▸ **ACTIVITY**
Return all of the entries below, word for word. Omit each picture.

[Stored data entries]
========
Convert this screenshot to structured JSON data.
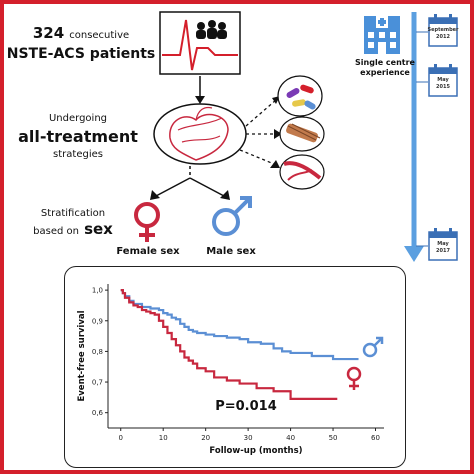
{
  "header": {
    "count": "324",
    "count_suffix": "consecutive",
    "population": "NSTE-ACS patients"
  },
  "treatment": {
    "line1": "Undergoing",
    "line2": "all-treatment",
    "line3": "strategies"
  },
  "stratification": {
    "line1": "Stratification",
    "line2_prefix": "based on",
    "line2_emph": "sex"
  },
  "groups": {
    "female_label": "Female sex",
    "male_label": "Male sex"
  },
  "timeline": {
    "centre_label_1": "Single centre",
    "centre_label_2": "experience",
    "events": [
      {
        "month": "September",
        "year": "2012"
      },
      {
        "month": "May",
        "year": "2015"
      },
      {
        "month": "May",
        "year": "2017"
      }
    ]
  },
  "colors": {
    "female": "#c8283f",
    "male": "#5b8fd4",
    "border": "#d41f2b",
    "timeline": "#5b9fe0",
    "hospital": "#4a90d9"
  },
  "icons": [
    "ecg-group-icon",
    "heart-icon",
    "pills-icon",
    "stent-icon",
    "artery-icon",
    "female-symbol-icon",
    "male-symbol-icon",
    "hospital-icon",
    "calendar-icon"
  ],
  "chart_data": {
    "type": "line",
    "xlabel": "Follow-up (months)",
    "ylabel": "Event-free survival",
    "xlim": [
      -3,
      62
    ],
    "ylim": [
      0.55,
      1.02
    ],
    "xticks": [
      0,
      10,
      20,
      30,
      40,
      50,
      60
    ],
    "yticks": [
      0.6,
      0.7,
      0.8,
      0.9,
      1.0
    ],
    "ytick_labels": [
      "0,6",
      "0,7",
      "0,8",
      "0,9",
      "1,0"
    ],
    "annotation": "P=0.014",
    "series": [
      {
        "group": "male",
        "color": "#5b8fd4",
        "x": [
          0,
          0.5,
          1,
          2,
          3,
          5,
          7,
          9,
          10,
          11,
          12,
          13,
          14,
          15,
          16,
          17,
          18,
          20,
          22,
          25,
          28,
          30,
          33,
          36,
          38,
          40,
          45,
          50,
          56
        ],
        "y": [
          1.0,
          0.99,
          0.98,
          0.965,
          0.955,
          0.945,
          0.94,
          0.935,
          0.925,
          0.92,
          0.91,
          0.905,
          0.89,
          0.88,
          0.87,
          0.865,
          0.86,
          0.855,
          0.85,
          0.845,
          0.84,
          0.83,
          0.825,
          0.81,
          0.8,
          0.795,
          0.785,
          0.775,
          0.775
        ]
      },
      {
        "group": "female",
        "color": "#c8283f",
        "x": [
          0,
          0.5,
          1,
          2,
          3,
          4,
          5,
          6,
          7,
          8,
          9,
          10,
          11,
          12,
          13,
          14,
          15,
          16,
          17,
          18,
          20,
          22,
          25,
          28,
          32,
          36,
          40,
          45,
          51
        ],
        "y": [
          1.0,
          0.99,
          0.975,
          0.96,
          0.95,
          0.945,
          0.935,
          0.93,
          0.925,
          0.92,
          0.9,
          0.88,
          0.86,
          0.84,
          0.82,
          0.8,
          0.78,
          0.77,
          0.76,
          0.745,
          0.735,
          0.715,
          0.705,
          0.695,
          0.68,
          0.67,
          0.645,
          0.645,
          0.645
        ]
      }
    ]
  }
}
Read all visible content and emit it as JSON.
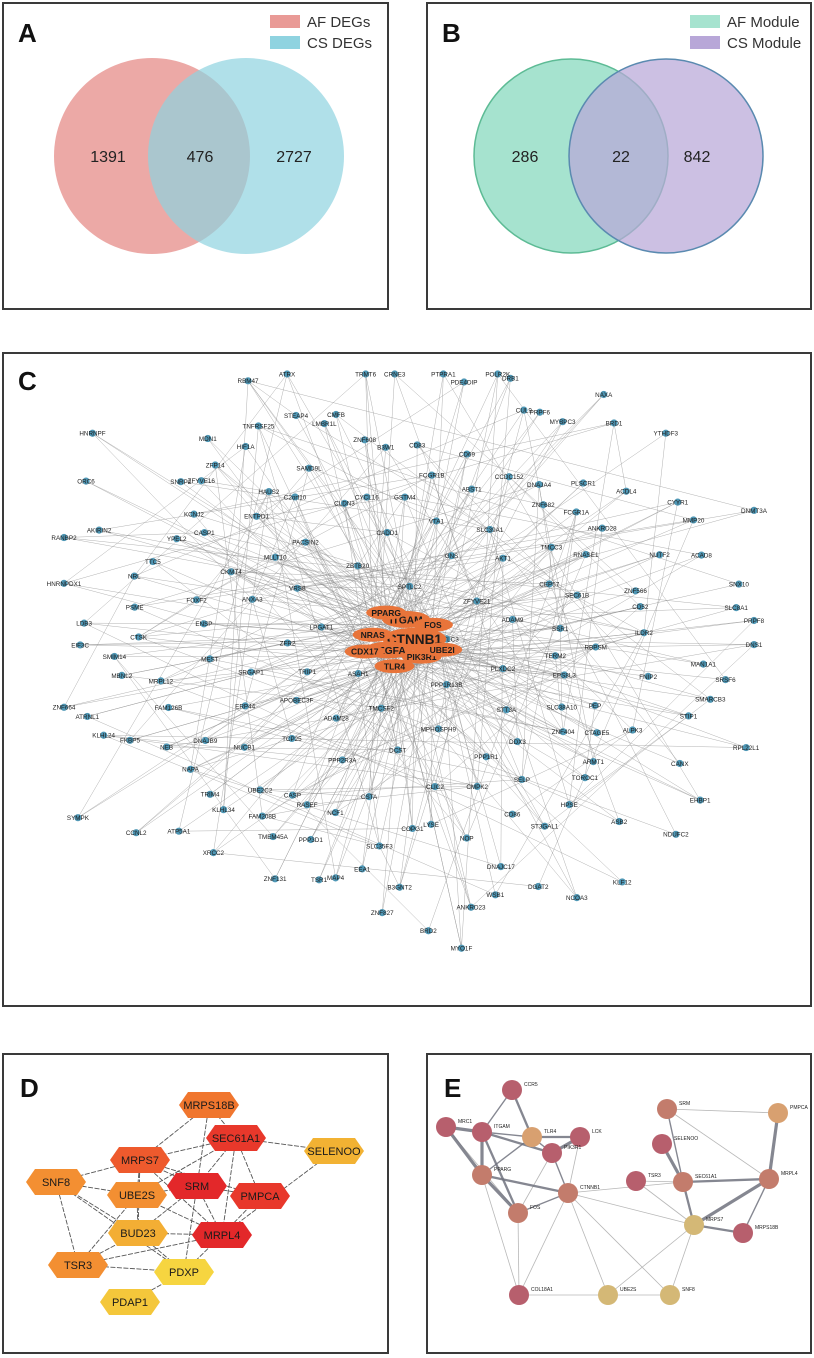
========
▸ **SOLUTION BELOW**
Convert this screenshot to structured JSON data.
{
  "header": {
    "count": "324",
    "count_suffix": "consecutive",
    "population": "NSTE-ACS patients"
  },
  "treatment": {
    "line1": "Undergoing",
    "line2": "all-treatment",
    "line3": "strategies"
  },
  "stratification": {
    "line1": "Stratification",
    "line2_prefix": "based on",
    "line2_emph": "sex"
  },
  "groups": {
    "female_label": "Female sex",
    "male_label": "Male sex"
  },
  "timeline": {
    "centre_label_1": "Single centre",
    "centre_label_2": "experience",
    "events": [
      {
        "month": "September",
        "year": "2012"
      },
      {
        "month": "May",
        "year": "2015"
      },
      {
        "month": "May",
        "year": "2017"
      }
    ]
  },
  "colors": {
    "female": "#c8283f",
    "male": "#5b8fd4",
    "border": "#d41f2b",
    "timeline": "#5b9fe0",
    "hospital": "#4a90d9"
  },
  "icons": [
    "ecg-group-icon",
    "heart-icon",
    "pills-icon",
    "stent-icon",
    "artery-icon",
    "female-symbol-icon",
    "male-symbol-icon",
    "hospital-icon",
    "calendar-icon"
  ],
  "chart_data": {
    "type": "line",
    "xlabel": "Follow-up (months)",
    "ylabel": "Event-free survival",
    "xlim": [
      -3,
      62
    ],
    "ylim": [
      0.55,
      1.02
    ],
    "xticks": [
      0,
      10,
      20,
      30,
      40,
      50,
      60
    ],
    "yticks": [
      0.6,
      0.7,
      0.8,
      0.9,
      1.0
    ],
    "ytick_labels": [
      "0,6",
      "0,7",
      "0,8",
      "0,9",
      "1,0"
    ],
    "annotation": "P=0.014",
    "series": [
      {
        "group": "male",
        "color": "#5b8fd4",
        "x": [
          0,
          0.5,
          1,
          2,
          3,
          5,
          7,
          9,
          10,
          11,
          12,
          13,
          14,
          15,
          16,
          17,
          18,
          20,
          22,
          25,
          28,
          30,
          33,
          36,
          38,
          40,
          45,
          50,
          56
        ],
        "y": [
          1.0,
          0.99,
          0.98,
          0.965,
          0.955,
          0.945,
          0.94,
          0.935,
          0.925,
          0.92,
          0.91,
          0.905,
          0.89,
          0.88,
          0.87,
          0.865,
          0.86,
          0.855,
          0.85,
          0.845,
          0.84,
          0.83,
          0.825,
          0.81,
          0.8,
          0.795,
          0.785,
          0.775,
          0.775
        ]
      },
      {
        "group": "female",
        "color": "#c8283f",
        "x": [
          0,
          0.5,
          1,
          2,
          3,
          4,
          5,
          6,
          7,
          8,
          9,
          10,
          11,
          12,
          13,
          14,
          15,
          16,
          17,
          18,
          20,
          22,
          25,
          28,
          32,
          36,
          40,
          45,
          51
        ],
        "y": [
          1.0,
          0.99,
          0.975,
          0.96,
          0.95,
          0.945,
          0.935,
          0.93,
          0.925,
          0.92,
          0.9,
          0.88,
          0.86,
          0.84,
          0.82,
          0.8,
          0.78,
          0.77,
          0.76,
          0.745,
          0.735,
          0.715,
          0.705,
          0.695,
          0.68,
          0.67,
          0.645,
          0.645,
          0.645
        ]
      }
    ]
  }
}
Read all visible content and emit it as JSON.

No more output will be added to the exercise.